### INPUT DATA
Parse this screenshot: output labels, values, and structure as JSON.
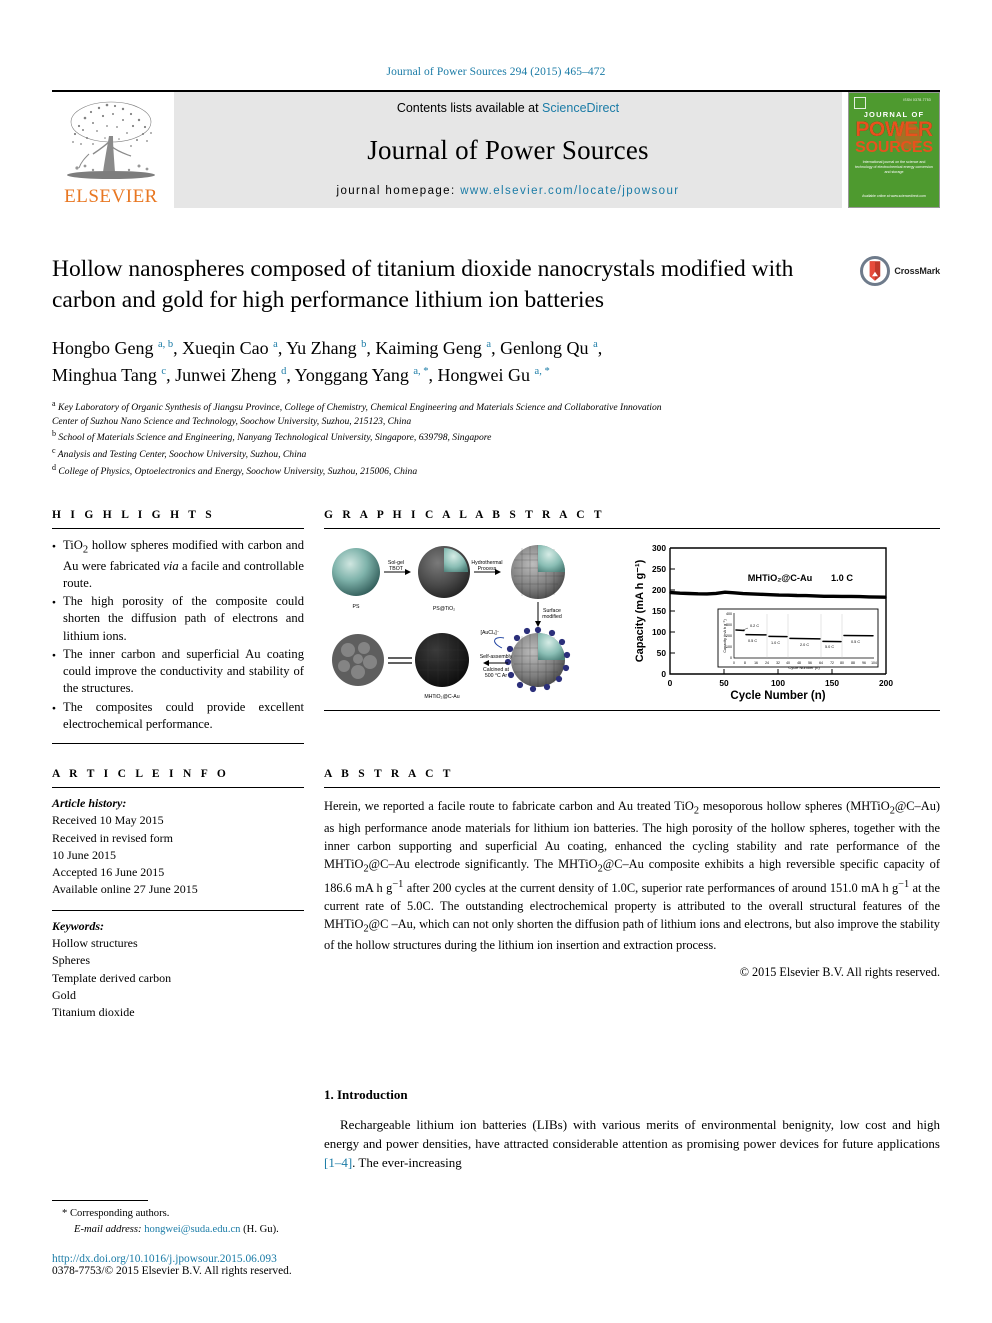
{
  "running_head": "Journal of Power Sources 294 (2015) 465–472",
  "masthead": {
    "contents_prefix": "Contents lists available at ",
    "sciencedirect": "ScienceDirect",
    "journal_title": "Journal of Power Sources",
    "homepage_prefix": "journal homepage: ",
    "homepage_url": "www.elsevier.com/locate/jpowsour",
    "publisher": "ELSEVIER",
    "cover": {
      "line_jof": "JOURNAL OF",
      "line_power": "POWER",
      "line_sources": "SOURCES",
      "sub": "International journal on the science and technology of electrochemical energy conversion and storage",
      "bottom": "Available online at www.sciencedirect.com"
    }
  },
  "article": {
    "title": "Hollow nanospheres composed of titanium dioxide nanocrystals modified with carbon and gold for high performance lithium ion batteries",
    "crossmark_label": "CrossMark",
    "authors_line1": "Hongbo Geng a, b, Xueqin Cao a, Yu Zhang b, Kaiming Geng a, Genlong Qu a,",
    "authors_line2": "Minghua Tang c, Junwei Zheng d, Yonggang Yang a, *, Hongwei Gu a, *",
    "affiliations": [
      "a Key Laboratory of Organic Synthesis of Jiangsu Province, College of Chemistry, Chemical Engineering and Materials Science and Collaborative Innovation Center of Suzhou Nano Science and Technology, Soochow University, Suzhou, 215123, China",
      "b School of Materials Science and Engineering, Nanyang Technological University, Singapore, 639798, Singapore",
      "c Analysis and Testing Center, Soochow University, Suzhou, China",
      "d College of Physics, Optoelectronics and Energy, Soochow University, Suzhou, 215006, China"
    ]
  },
  "highlights": {
    "heading": "H I G H L I G H T S",
    "items": [
      "TiO2 hollow spheres modified with carbon and Au were fabricated via a facile and controllable route.",
      "The high porosity of the composite could shorten the diffusion path of electrons and lithium ions.",
      "The inner carbon and superficial Au coating could improve the conductivity and stability of the structures.",
      "The composites could provide excellent electrochemical performance."
    ]
  },
  "graphical_abstract": {
    "heading": "G R A P H I C A L   A B S T R A C T",
    "scheme_labels": {
      "ps": "PS",
      "ps_tio2": "PS@TiO2",
      "final": "MHTiO2@C-Au",
      "arrow1_l1": "Sol-gel",
      "arrow1_l2": "TBOT",
      "arrow2_l1": "Hydrothermal",
      "arrow2_l2": "Process",
      "arrow3_l1": "Surface",
      "arrow3_l2": "modified",
      "arrow4_l1": "Self-assembly",
      "arrow4_l2": "Calcined at",
      "arrow4_l3": "500 °C Ar",
      "aucl4": "[AuCl4]−"
    }
  },
  "chart_data": {
    "type": "line",
    "title": "",
    "xlabel": "Cycle Number (n)",
    "ylabel": "Capacity (mA h g⁻¹)",
    "annotation": "MHTiO2@C-Au",
    "rate_label": "1.0 C",
    "xlim": [
      0,
      200
    ],
    "ylim": [
      0,
      300
    ],
    "xticks": [
      0,
      50,
      100,
      150,
      200
    ],
    "yticks": [
      0,
      50,
      100,
      150,
      200,
      250,
      300
    ],
    "series": [
      {
        "name": "MHTiO2@C-Au at 1.0 C",
        "x": [
          1,
          10,
          20,
          30,
          40,
          50,
          60,
          70,
          80,
          90,
          100,
          110,
          120,
          130,
          140,
          150,
          160,
          170,
          180,
          190,
          200
        ],
        "y": [
          196,
          194,
          193,
          192,
          192,
          194,
          197,
          195,
          193,
          192,
          191,
          190,
          189,
          189,
          188,
          188,
          187,
          186,
          186,
          186,
          186.6
        ]
      }
    ],
    "inset": {
      "type": "line",
      "xlabel": "Cycle Number (n)",
      "ylabel": "Capacity (mA h g⁻¹)",
      "xlim": [
        0,
        104
      ],
      "ylim": [
        0,
        400
      ],
      "xticks": [
        0,
        8,
        16,
        24,
        32,
        40,
        48,
        56,
        64,
        72,
        80,
        88,
        96,
        104
      ],
      "yticks": [
        0,
        100,
        200,
        300,
        400
      ],
      "rate_steps": [
        {
          "label": "0.2 C",
          "cycles": [
            1,
            8
          ],
          "capacity": 255
        },
        {
          "label": "0.5 C",
          "cycles": [
            9,
            24
          ],
          "capacity": 213
        },
        {
          "label": "1.0 C",
          "cycles": [
            25,
            40
          ],
          "capacity": 196
        },
        {
          "label": "2.0 C",
          "cycles": [
            41,
            64
          ],
          "capacity": 178
        },
        {
          "label": "5.0 C",
          "cycles": [
            65,
            80
          ],
          "capacity": 151
        },
        {
          "label": "0.5 C",
          "cycles": [
            81,
            104
          ],
          "capacity": 205
        }
      ]
    }
  },
  "article_info": {
    "heading": "A R T I C L E   I N F O",
    "history_label": "Article history:",
    "history": [
      "Received 10 May 2015",
      "Received in revised form",
      "10 June 2015",
      "Accepted 16 June 2015",
      "Available online 27 June 2015"
    ],
    "keywords_label": "Keywords:",
    "keywords": [
      "Hollow structures",
      "Spheres",
      "Template derived carbon",
      "Gold",
      "Titanium dioxide"
    ]
  },
  "abstract": {
    "heading": "A B S T R A C T",
    "text": "Herein, we reported a facile route to fabricate carbon and Au treated TiO2 mesoporous hollow spheres (MHTiO2@C–Au) as high performance anode materials for lithium ion batteries. The high porosity of the hollow spheres, together with the inner carbon supporting and superficial Au coating, enhanced the cycling stability and rate performance of the MHTiO2@C–Au electrode significantly. The MHTiO2@C–Au composite exhibits a high reversible specific capacity of 186.6 mA h g−1 after 200 cycles at the current density of 1.0C, superior rate performances of around 151.0 mA h g−1 at the current rate of 5.0C. The outstanding electrochemical property is attributed to the overall structural features of the MHTiO2@C–Au, which can not only shorten the diffusion path of lithium ions and electrons, but also improve the stability of the hollow structures during the lithium ion insertion and extraction process.",
    "copyright": "© 2015 Elsevier B.V. All rights reserved."
  },
  "introduction": {
    "heading": "1.  Introduction",
    "paragraph_pre": "Rechargeable lithium ion batteries (LIBs) with various merits of environmental benignity, low cost and high energy and power densities, have attracted considerable attention as promising power devices for future applications ",
    "citation": "[1–4]",
    "paragraph_post": ". The ever-increasing"
  },
  "footer": {
    "corresponding": "Corresponding authors.",
    "email_label": "E-mail address:",
    "email": "hongwei@suda.edu.cn",
    "email_suffix": "(H. Gu).",
    "doi": "http://dx.doi.org/10.1016/j.jpowsour.2015.06.093",
    "issn": "0378-7753/© 2015 Elsevier B.V. All rights reserved."
  }
}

### EXERCISE TASK
Transcribe all of the material exactly, leaving out whatever pictures it contains.

### REPLY
Parse this screenshot: output labels, values, and structure as JSON.
{
  "running_head": "Journal of Power Sources 294 (2015) 465–472",
  "masthead": {
    "contents_prefix": "Contents lists available at ",
    "sciencedirect": "ScienceDirect",
    "journal_title": "Journal of Power Sources",
    "homepage_prefix": "journal homepage: ",
    "homepage_url": "www.elsevier.com/locate/jpowsour",
    "publisher": "ELSEVIER",
    "cover": {
      "line_jof": "JOURNAL OF",
      "line_power": "POWER",
      "line_sources": "SOURCES",
      "sub": "International journal on the science and technology of electrochemical energy conversion and storage",
      "bottom": "Available online at www.sciencedirect.com"
    }
  },
  "article": {
    "title": "Hollow nanospheres composed of titanium dioxide nanocrystals modified with carbon and gold for high performance lithium ion batteries",
    "crossmark_label": "CrossMark",
    "authors_line1": "Hongbo Geng a, b, Xueqin Cao a, Yu Zhang b, Kaiming Geng a, Genlong Qu a,",
    "authors_line2": "Minghua Tang c, Junwei Zheng d, Yonggang Yang a, *, Hongwei Gu a, *",
    "affiliations": [
      "a Key Laboratory of Organic Synthesis of Jiangsu Province, College of Chemistry, Chemical Engineering and Materials Science and Collaborative Innovation Center of Suzhou Nano Science and Technology, Soochow University, Suzhou, 215123, China",
      "b School of Materials Science and Engineering, Nanyang Technological University, Singapore, 639798, Singapore",
      "c Analysis and Testing Center, Soochow University, Suzhou, China",
      "d College of Physics, Optoelectronics and Energy, Soochow University, Suzhou, 215006, China"
    ]
  },
  "highlights": {
    "heading": "H I G H L I G H T S",
    "items": [
      "TiO2 hollow spheres modified with carbon and Au were fabricated via a facile and controllable route.",
      "The high porosity of the composite could shorten the diffusion path of electrons and lithium ions.",
      "The inner carbon and superficial Au coating could improve the conductivity and stability of the structures.",
      "The composites could provide excellent electrochemical performance."
    ]
  },
  "graphical_abstract": {
    "heading": "G R A P H I C A L   A B S T R A C T",
    "scheme_labels": {
      "ps": "PS",
      "ps_tio2": "PS@TiO2",
      "final": "MHTiO2@C-Au",
      "arrow1_l1": "Sol-gel",
      "arrow1_l2": "TBOT",
      "arrow2_l1": "Hydrothermal",
      "arrow2_l2": "Process",
      "arrow3_l1": "Surface",
      "arrow3_l2": "modified",
      "arrow4_l1": "Self-assembly",
      "arrow4_l2": "Calcined at",
      "arrow4_l3": "500 °C Ar",
      "aucl4": "[AuCl4]−"
    }
  },
  "chart_data": {
    "type": "line",
    "title": "",
    "xlabel": "Cycle Number (n)",
    "ylabel": "Capacity (mA h g⁻¹)",
    "annotation": "MHTiO2@C-Au",
    "rate_label": "1.0 C",
    "xlim": [
      0,
      200
    ],
    "ylim": [
      0,
      300
    ],
    "xticks": [
      0,
      50,
      100,
      150,
      200
    ],
    "yticks": [
      0,
      50,
      100,
      150,
      200,
      250,
      300
    ],
    "series": [
      {
        "name": "MHTiO2@C-Au at 1.0 C",
        "x": [
          1,
          10,
          20,
          30,
          40,
          50,
          60,
          70,
          80,
          90,
          100,
          110,
          120,
          130,
          140,
          150,
          160,
          170,
          180,
          190,
          200
        ],
        "y": [
          196,
          194,
          193,
          192,
          192,
          194,
          197,
          195,
          193,
          192,
          191,
          190,
          189,
          189,
          188,
          188,
          187,
          186,
          186,
          186,
          186.6
        ]
      }
    ],
    "inset": {
      "type": "line",
      "xlabel": "Cycle Number (n)",
      "ylabel": "Capacity (mA h g⁻¹)",
      "xlim": [
        0,
        104
      ],
      "ylim": [
        0,
        400
      ],
      "xticks": [
        0,
        8,
        16,
        24,
        32,
        40,
        48,
        56,
        64,
        72,
        80,
        88,
        96,
        104
      ],
      "yticks": [
        0,
        100,
        200,
        300,
        400
      ],
      "rate_steps": [
        {
          "label": "0.2 C",
          "cycles": [
            1,
            8
          ],
          "capacity": 255
        },
        {
          "label": "0.5 C",
          "cycles": [
            9,
            24
          ],
          "capacity": 213
        },
        {
          "label": "1.0 C",
          "cycles": [
            25,
            40
          ],
          "capacity": 196
        },
        {
          "label": "2.0 C",
          "cycles": [
            41,
            64
          ],
          "capacity": 178
        },
        {
          "label": "5.0 C",
          "cycles": [
            65,
            80
          ],
          "capacity": 151
        },
        {
          "label": "0.5 C",
          "cycles": [
            81,
            104
          ],
          "capacity": 205
        }
      ]
    }
  },
  "article_info": {
    "heading": "A R T I C L E   I N F O",
    "history_label": "Article history:",
    "history": [
      "Received 10 May 2015",
      "Received in revised form",
      "10 June 2015",
      "Accepted 16 June 2015",
      "Available online 27 June 2015"
    ],
    "keywords_label": "Keywords:",
    "keywords": [
      "Hollow structures",
      "Spheres",
      "Template derived carbon",
      "Gold",
      "Titanium dioxide"
    ]
  },
  "abstract": {
    "heading": "A B S T R A C T",
    "text": "Herein, we reported a facile route to fabricate carbon and Au treated TiO2 mesoporous hollow spheres (MHTiO2@C–Au) as high performance anode materials for lithium ion batteries. The high porosity of the hollow spheres, together with the inner carbon supporting and superficial Au coating, enhanced the cycling stability and rate performance of the MHTiO2@C–Au electrode significantly. The MHTiO2@C–Au composite exhibits a high reversible specific capacity of 186.6 mA h g−1 after 200 cycles at the current density of 1.0C, superior rate performances of around 151.0 mA h g−1 at the current rate of 5.0C. The outstanding electrochemical property is attributed to the overall structural features of the MHTiO2@C–Au, which can not only shorten the diffusion path of lithium ions and electrons, but also improve the stability of the hollow structures during the lithium ion insertion and extraction process.",
    "copyright": "© 2015 Elsevier B.V. All rights reserved."
  },
  "introduction": {
    "heading": "1.  Introduction",
    "paragraph_pre": "Rechargeable lithium ion batteries (LIBs) with various merits of environmental benignity, low cost and high energy and power densities, have attracted considerable attention as promising power devices for future applications ",
    "citation": "[1–4]",
    "paragraph_post": ". The ever-increasing"
  },
  "footer": {
    "corresponding": "Corresponding authors.",
    "email_label": "E-mail address:",
    "email": "hongwei@suda.edu.cn",
    "email_suffix": "(H. Gu).",
    "doi": "http://dx.doi.org/10.1016/j.jpowsour.2015.06.093",
    "issn": "0378-7753/© 2015 Elsevier B.V. All rights reserved."
  }
}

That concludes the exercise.